Your job is to restate each entry word for word.

--- DATA PROVIDED ---
____
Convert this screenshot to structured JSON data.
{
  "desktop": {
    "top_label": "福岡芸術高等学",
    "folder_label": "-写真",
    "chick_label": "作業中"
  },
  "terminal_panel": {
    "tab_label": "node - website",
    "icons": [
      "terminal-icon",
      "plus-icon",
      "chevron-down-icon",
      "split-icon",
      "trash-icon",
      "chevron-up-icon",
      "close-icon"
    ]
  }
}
____
--- RESPONSE TO THIS EXERCISE ---
Convert this screenshot to structured JSON data.
{
  "desktop": {
    "top_label": "福岡芸術高等学",
    "folder_label": "-写真",
    "chick_label": "作業中"
  },
  "terminal_panel": {
    "tab_label": "node - website",
    "icons": [
      "terminal-icon",
      "plus-icon",
      "chevron-down-icon",
      "split-icon",
      "trash-icon",
      "chevron-up-icon",
      "close-icon"
    ]
  }
}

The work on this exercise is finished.